**Data to process:**
-=-=-=-=-
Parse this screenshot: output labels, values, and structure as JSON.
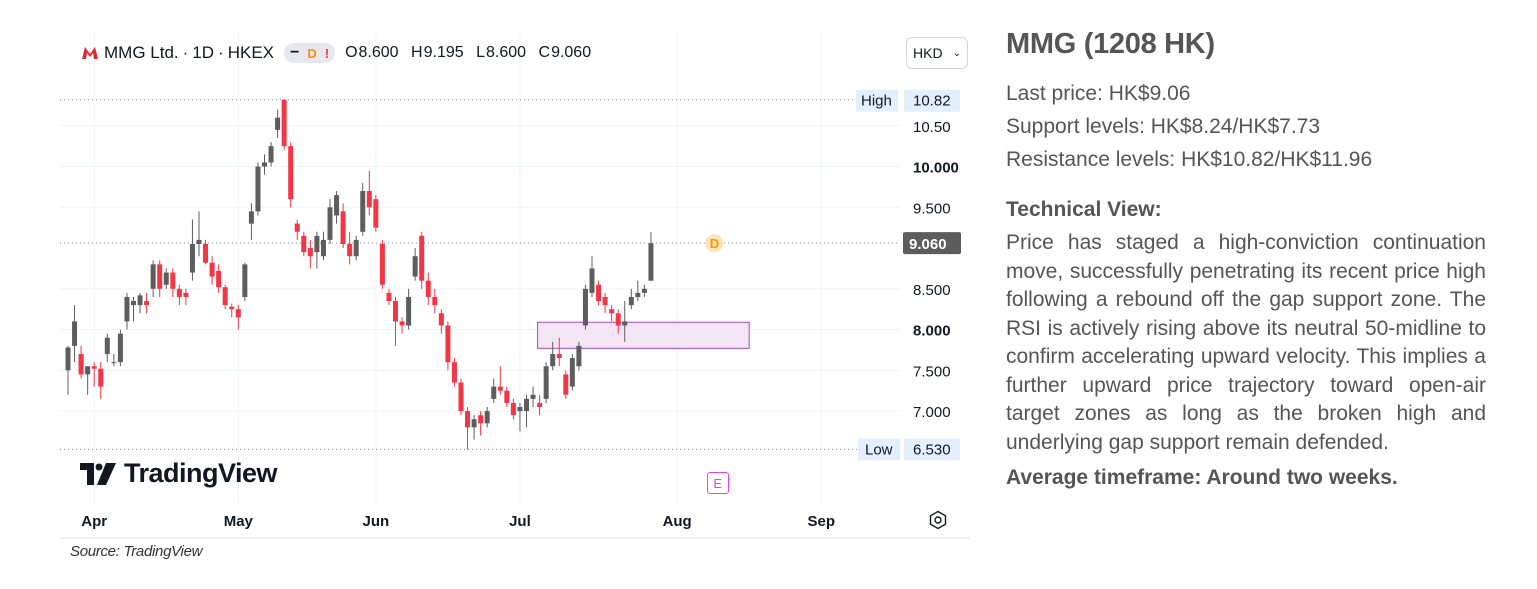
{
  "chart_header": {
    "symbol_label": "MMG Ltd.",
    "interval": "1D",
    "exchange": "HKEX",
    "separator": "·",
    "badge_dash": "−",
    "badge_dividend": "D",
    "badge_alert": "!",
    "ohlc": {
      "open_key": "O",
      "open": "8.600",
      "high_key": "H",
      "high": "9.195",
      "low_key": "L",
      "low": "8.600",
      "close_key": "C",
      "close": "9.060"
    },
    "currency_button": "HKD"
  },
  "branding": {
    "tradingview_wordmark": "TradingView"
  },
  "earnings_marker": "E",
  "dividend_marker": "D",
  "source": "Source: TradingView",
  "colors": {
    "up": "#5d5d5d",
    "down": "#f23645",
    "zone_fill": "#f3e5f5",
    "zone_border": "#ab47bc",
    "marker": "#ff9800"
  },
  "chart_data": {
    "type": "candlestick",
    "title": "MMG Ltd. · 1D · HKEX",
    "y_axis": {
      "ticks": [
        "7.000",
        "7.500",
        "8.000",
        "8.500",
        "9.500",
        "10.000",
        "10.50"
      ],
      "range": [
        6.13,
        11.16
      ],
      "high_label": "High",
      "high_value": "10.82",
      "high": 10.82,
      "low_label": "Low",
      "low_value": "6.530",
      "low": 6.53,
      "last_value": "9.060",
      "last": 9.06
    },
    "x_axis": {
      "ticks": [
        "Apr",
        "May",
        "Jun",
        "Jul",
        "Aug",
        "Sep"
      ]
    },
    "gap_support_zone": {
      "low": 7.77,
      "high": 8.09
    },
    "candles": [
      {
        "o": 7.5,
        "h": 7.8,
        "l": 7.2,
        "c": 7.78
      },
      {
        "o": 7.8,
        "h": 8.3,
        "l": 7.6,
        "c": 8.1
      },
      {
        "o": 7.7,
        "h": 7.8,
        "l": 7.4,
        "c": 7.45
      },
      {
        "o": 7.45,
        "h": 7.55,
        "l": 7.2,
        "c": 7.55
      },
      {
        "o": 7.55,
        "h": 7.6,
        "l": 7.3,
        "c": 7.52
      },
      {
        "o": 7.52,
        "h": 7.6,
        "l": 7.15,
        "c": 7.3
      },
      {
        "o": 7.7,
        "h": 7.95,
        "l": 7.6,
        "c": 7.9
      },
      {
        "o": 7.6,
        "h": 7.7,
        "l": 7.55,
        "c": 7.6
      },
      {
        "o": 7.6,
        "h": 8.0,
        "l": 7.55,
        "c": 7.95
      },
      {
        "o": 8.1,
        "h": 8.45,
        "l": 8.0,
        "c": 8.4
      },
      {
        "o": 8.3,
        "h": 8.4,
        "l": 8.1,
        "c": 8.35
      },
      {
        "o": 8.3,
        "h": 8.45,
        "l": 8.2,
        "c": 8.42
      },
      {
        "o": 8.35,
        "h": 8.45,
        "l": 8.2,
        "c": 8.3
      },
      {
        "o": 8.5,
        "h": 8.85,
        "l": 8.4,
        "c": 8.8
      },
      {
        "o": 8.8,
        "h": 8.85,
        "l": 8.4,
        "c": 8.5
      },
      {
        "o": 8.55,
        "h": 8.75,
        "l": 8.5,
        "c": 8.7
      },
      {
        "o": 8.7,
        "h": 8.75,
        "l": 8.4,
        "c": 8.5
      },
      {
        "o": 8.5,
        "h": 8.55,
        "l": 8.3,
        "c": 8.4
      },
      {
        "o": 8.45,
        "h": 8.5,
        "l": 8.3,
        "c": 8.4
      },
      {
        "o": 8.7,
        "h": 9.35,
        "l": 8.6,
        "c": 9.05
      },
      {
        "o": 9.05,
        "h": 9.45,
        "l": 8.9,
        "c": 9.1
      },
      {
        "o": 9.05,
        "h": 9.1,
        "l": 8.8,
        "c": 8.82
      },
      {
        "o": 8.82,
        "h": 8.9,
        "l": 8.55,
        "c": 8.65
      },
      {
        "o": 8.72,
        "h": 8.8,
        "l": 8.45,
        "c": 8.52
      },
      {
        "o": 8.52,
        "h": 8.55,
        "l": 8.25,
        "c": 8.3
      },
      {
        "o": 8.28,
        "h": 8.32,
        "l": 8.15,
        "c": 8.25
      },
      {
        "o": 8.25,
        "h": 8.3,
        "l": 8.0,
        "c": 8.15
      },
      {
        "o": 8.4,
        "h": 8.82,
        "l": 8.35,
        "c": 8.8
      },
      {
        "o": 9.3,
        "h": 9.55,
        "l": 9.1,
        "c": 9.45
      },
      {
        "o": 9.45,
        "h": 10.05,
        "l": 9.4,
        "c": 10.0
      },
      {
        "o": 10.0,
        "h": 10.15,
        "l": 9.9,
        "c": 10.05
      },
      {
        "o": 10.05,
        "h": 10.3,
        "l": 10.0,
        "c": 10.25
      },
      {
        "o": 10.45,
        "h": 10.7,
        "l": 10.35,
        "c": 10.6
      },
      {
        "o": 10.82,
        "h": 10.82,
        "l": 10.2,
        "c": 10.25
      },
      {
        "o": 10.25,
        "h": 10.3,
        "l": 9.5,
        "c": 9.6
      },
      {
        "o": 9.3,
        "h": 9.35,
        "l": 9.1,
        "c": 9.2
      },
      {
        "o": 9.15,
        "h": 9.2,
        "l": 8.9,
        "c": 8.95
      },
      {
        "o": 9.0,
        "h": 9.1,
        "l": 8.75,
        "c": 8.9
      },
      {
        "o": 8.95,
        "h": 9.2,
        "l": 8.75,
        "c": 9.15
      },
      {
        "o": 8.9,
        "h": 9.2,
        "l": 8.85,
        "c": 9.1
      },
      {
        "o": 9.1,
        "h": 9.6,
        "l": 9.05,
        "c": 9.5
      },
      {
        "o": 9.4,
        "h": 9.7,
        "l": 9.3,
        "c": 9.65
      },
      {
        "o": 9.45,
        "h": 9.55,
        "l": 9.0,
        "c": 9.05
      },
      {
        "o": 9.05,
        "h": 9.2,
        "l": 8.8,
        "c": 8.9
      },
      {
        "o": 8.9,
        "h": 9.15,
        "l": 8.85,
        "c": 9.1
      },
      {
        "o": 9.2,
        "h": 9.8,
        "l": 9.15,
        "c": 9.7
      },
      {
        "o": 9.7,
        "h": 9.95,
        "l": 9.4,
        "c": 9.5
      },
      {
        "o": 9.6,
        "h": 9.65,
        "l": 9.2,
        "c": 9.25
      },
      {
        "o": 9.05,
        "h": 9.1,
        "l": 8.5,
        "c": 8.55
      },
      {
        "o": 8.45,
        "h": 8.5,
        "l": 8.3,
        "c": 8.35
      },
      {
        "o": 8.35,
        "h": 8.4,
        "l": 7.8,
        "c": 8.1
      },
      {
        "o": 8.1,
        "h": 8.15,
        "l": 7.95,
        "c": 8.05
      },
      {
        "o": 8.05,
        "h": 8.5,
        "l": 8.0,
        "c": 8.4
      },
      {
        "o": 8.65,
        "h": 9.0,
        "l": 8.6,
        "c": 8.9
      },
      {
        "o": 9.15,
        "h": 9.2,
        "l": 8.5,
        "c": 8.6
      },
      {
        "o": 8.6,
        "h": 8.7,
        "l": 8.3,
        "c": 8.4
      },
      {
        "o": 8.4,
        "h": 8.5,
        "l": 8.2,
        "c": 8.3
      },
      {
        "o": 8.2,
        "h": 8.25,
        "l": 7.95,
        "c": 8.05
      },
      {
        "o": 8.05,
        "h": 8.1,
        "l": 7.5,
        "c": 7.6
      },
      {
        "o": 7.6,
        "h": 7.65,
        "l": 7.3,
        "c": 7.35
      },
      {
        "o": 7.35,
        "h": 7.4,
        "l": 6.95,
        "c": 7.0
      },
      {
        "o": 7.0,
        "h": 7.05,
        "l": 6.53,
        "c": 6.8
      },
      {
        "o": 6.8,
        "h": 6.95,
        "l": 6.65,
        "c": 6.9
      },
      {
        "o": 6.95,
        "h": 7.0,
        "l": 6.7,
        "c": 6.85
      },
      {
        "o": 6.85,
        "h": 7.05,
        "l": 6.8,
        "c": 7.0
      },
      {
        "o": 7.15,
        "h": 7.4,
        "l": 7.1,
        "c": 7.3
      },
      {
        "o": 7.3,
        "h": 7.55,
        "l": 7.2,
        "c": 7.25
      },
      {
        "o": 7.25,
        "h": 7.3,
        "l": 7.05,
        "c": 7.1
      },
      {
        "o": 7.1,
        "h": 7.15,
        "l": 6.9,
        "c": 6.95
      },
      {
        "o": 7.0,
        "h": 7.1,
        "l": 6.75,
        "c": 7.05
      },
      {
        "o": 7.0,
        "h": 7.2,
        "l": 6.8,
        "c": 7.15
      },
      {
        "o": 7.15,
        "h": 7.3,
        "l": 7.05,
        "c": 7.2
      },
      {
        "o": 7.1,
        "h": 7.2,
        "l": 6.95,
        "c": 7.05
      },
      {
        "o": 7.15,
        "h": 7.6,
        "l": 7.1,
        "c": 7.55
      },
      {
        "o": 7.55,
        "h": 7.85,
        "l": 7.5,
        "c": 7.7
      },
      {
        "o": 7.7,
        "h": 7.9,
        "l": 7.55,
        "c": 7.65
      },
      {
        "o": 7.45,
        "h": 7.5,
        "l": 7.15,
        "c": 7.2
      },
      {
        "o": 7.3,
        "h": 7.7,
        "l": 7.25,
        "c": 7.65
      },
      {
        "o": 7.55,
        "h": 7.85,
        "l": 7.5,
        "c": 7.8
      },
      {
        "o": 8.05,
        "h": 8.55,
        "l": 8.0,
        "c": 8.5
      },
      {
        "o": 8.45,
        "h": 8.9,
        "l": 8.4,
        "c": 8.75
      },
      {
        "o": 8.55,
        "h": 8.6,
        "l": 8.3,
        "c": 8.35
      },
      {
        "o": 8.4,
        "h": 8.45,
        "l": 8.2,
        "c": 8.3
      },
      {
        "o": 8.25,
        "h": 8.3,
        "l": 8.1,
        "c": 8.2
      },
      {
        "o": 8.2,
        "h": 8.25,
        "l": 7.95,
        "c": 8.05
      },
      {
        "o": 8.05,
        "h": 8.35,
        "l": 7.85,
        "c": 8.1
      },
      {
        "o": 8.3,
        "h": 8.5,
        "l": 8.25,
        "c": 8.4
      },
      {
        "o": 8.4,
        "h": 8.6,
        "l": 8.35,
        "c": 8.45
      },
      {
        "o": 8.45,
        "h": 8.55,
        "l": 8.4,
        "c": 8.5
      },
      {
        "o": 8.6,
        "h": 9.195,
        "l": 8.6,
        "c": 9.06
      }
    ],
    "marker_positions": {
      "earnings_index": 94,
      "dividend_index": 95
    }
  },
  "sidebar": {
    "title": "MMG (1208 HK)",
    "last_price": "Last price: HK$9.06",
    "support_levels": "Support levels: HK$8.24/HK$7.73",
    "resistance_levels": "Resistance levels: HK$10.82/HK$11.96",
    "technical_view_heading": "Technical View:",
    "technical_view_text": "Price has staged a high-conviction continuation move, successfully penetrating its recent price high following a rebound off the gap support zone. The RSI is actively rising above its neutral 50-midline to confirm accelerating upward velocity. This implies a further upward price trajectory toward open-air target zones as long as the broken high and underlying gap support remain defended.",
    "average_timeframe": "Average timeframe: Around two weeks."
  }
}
-=-=-=-=-
**What you are asked to do:**
How many lines of the data hold the string "levels"? Reply with the number alone.

**Answer to the task:**
2